Required work -
Give the number of lines in the data that hold the string "Marne". Nothing else is needed.
— START OF Information provided —
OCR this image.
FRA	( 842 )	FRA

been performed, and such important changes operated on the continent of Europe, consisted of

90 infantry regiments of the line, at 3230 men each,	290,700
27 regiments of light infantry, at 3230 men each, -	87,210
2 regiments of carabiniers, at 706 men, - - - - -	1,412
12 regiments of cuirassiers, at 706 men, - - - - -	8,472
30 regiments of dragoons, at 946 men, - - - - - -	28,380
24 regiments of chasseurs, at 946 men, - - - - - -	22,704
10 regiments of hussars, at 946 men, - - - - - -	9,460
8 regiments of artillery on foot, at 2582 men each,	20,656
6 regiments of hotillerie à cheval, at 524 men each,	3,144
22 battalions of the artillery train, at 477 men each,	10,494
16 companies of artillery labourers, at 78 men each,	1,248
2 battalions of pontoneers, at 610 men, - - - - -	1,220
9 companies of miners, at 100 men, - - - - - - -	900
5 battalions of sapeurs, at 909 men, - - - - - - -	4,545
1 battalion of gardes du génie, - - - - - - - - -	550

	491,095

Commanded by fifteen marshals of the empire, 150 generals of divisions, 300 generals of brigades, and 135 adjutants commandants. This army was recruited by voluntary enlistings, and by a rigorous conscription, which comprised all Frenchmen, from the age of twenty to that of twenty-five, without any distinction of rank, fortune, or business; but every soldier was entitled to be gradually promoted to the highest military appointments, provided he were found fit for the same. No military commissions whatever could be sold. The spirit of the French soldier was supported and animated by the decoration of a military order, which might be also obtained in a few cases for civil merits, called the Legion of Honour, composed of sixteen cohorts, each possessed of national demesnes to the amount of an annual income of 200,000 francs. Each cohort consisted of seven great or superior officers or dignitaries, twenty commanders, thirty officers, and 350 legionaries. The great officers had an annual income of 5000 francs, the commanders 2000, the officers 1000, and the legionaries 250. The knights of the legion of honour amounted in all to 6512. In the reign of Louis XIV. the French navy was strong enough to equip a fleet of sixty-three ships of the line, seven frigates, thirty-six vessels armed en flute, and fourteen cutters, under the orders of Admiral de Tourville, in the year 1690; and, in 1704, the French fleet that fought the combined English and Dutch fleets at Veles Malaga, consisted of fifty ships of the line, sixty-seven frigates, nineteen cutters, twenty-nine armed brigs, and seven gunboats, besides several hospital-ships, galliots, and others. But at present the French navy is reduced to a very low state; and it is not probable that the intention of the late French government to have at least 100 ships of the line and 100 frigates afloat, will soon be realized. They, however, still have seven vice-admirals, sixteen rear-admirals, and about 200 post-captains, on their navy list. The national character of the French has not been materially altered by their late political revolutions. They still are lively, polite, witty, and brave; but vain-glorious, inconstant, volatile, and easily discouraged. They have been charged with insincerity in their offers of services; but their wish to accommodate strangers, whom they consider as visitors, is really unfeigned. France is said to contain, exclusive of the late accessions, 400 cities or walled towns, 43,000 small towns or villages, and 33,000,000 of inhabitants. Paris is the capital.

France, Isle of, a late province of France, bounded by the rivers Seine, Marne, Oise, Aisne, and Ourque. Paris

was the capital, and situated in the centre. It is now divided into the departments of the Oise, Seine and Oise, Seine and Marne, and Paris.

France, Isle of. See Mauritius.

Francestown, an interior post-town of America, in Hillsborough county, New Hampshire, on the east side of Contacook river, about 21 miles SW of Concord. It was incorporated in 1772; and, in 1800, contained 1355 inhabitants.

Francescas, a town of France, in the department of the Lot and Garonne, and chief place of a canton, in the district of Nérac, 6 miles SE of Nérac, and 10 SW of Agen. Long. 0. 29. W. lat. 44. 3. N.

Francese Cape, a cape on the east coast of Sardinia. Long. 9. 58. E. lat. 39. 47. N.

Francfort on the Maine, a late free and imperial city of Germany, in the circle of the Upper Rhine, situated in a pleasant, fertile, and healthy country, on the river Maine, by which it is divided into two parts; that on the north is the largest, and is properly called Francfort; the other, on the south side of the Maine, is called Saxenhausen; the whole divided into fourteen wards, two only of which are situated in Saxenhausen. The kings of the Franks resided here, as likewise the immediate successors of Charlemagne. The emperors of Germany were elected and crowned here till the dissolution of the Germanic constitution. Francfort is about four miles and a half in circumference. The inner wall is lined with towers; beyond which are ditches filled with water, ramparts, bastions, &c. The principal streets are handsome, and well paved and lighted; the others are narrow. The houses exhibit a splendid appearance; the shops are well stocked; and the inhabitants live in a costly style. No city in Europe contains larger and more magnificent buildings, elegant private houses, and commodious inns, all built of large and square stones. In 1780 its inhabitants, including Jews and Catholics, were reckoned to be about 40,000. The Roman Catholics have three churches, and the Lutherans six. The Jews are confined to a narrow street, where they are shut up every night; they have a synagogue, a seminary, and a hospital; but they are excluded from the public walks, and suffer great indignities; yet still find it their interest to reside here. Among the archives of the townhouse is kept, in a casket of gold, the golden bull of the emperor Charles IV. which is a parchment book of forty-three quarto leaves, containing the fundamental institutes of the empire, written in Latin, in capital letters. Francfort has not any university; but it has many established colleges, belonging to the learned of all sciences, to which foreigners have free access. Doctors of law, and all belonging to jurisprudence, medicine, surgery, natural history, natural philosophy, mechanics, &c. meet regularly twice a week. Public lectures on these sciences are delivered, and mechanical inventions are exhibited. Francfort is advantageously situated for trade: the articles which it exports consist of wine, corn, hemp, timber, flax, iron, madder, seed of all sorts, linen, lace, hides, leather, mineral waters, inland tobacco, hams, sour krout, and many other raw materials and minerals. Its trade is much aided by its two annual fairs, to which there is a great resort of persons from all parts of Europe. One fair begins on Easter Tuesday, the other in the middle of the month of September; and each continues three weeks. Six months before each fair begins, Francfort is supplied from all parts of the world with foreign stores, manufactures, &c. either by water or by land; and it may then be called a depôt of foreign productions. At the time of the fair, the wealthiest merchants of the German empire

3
— END OF Information provided —
— START OF Information provided —
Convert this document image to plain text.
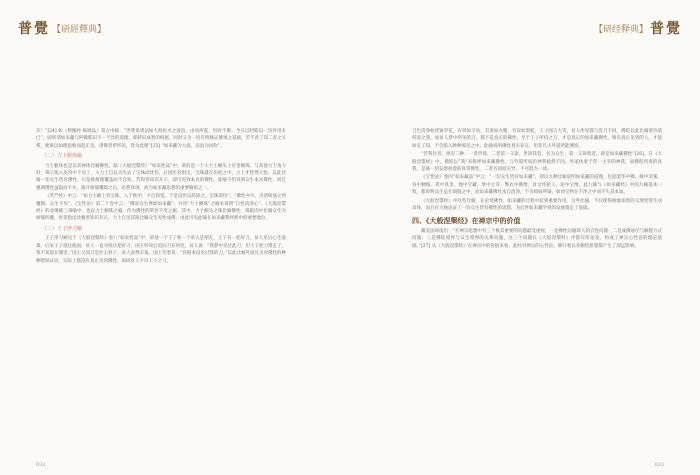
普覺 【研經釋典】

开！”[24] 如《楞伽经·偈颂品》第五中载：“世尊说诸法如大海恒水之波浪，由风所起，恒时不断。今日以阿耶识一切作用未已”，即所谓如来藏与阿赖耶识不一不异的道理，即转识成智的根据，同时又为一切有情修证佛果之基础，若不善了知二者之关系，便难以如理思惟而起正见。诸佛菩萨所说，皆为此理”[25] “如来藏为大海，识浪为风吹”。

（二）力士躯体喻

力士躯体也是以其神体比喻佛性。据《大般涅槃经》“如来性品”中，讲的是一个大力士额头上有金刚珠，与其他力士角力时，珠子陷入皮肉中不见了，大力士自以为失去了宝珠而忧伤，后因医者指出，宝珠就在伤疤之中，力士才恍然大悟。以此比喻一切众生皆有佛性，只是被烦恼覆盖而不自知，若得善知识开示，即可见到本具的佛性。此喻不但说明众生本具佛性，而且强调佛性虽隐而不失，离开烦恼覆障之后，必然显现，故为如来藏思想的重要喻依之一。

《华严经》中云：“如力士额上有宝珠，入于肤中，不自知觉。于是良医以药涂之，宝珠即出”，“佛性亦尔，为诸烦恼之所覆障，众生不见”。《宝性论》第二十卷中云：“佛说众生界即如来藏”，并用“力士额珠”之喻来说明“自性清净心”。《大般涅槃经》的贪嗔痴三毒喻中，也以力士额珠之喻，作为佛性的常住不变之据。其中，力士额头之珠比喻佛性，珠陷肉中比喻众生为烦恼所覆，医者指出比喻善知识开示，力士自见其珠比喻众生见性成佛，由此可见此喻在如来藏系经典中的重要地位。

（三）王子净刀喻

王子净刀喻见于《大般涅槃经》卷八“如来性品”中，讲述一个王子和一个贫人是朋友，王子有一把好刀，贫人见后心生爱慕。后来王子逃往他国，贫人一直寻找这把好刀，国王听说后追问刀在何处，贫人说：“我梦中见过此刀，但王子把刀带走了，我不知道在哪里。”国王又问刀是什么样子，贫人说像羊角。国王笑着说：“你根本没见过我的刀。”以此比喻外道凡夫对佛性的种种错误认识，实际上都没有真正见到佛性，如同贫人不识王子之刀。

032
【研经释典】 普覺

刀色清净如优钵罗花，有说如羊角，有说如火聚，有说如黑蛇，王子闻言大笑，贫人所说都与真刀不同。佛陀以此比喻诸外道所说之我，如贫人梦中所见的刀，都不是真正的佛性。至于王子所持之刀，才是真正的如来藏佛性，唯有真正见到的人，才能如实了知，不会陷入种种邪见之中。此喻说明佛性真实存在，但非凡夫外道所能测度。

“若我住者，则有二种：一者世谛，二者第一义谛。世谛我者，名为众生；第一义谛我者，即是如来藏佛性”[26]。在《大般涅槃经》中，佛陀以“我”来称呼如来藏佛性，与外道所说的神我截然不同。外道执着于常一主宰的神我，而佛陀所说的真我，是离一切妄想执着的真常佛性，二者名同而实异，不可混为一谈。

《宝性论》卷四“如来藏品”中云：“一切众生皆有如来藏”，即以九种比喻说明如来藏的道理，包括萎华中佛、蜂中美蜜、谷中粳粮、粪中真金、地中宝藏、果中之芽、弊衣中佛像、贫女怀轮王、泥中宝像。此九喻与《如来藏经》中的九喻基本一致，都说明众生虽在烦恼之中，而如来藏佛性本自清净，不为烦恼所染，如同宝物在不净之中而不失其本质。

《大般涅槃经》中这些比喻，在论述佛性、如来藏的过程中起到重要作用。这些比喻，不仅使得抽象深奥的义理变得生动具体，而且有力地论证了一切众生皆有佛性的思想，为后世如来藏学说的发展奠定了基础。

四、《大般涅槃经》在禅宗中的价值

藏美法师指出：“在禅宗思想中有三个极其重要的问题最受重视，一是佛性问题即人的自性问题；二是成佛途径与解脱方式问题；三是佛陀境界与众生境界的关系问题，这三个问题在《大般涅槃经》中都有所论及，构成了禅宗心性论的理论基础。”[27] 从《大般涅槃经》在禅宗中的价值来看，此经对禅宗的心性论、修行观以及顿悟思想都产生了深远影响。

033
— END OF Information provided —
Problem solution -
2